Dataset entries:
----
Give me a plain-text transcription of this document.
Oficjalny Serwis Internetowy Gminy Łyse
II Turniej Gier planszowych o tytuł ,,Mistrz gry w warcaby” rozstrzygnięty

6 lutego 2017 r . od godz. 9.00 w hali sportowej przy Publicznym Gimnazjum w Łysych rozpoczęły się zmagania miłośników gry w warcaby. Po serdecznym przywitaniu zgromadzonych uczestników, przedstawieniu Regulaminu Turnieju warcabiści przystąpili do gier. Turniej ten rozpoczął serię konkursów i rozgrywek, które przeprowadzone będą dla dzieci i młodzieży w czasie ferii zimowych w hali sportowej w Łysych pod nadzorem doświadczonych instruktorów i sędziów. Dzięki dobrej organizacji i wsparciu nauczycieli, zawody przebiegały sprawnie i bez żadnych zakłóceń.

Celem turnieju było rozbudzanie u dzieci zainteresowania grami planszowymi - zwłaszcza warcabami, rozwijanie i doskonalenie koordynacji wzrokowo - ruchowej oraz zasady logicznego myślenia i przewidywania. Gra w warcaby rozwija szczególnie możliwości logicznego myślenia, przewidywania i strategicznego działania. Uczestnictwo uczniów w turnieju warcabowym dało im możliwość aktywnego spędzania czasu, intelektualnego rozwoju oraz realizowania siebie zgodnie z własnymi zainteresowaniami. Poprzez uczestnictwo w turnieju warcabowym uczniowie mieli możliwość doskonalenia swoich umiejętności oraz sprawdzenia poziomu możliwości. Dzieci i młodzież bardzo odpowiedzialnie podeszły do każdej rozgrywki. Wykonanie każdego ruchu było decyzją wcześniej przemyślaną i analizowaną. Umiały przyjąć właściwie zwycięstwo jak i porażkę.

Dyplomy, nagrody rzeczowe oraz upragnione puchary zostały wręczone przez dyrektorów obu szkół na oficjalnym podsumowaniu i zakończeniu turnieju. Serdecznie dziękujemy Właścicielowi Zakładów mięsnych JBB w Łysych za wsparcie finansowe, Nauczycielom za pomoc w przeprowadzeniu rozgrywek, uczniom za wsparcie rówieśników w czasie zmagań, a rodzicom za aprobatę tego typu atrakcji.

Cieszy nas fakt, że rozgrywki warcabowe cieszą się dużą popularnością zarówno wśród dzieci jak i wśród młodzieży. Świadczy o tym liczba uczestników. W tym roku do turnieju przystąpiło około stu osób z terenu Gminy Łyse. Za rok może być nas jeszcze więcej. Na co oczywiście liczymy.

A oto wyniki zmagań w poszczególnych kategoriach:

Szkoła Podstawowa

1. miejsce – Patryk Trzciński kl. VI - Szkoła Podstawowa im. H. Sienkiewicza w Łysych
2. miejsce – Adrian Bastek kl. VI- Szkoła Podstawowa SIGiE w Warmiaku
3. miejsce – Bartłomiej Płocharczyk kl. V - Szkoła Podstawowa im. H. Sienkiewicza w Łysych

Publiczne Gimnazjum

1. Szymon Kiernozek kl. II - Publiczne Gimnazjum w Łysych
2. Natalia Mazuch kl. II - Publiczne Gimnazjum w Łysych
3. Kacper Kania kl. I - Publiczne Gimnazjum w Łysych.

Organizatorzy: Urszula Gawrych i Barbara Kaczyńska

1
----
[Goal] Read the entries and pick out all lines that include the word "miejsce".

[Answer for the task]
1. miejsce – Patryk Trzciński kl. VI - Szkoła Podstawowa im. H. Sienkiewicza w Łysych
2. miejsce – Adrian Bastek kl. VI- Szkoła Podstawowa SIGiE w Warmiaku
3. miejsce – Bartłomiej Płocharczyk kl. V - Szkoła Podstawowa im. H. Sienkiewicza w Łysych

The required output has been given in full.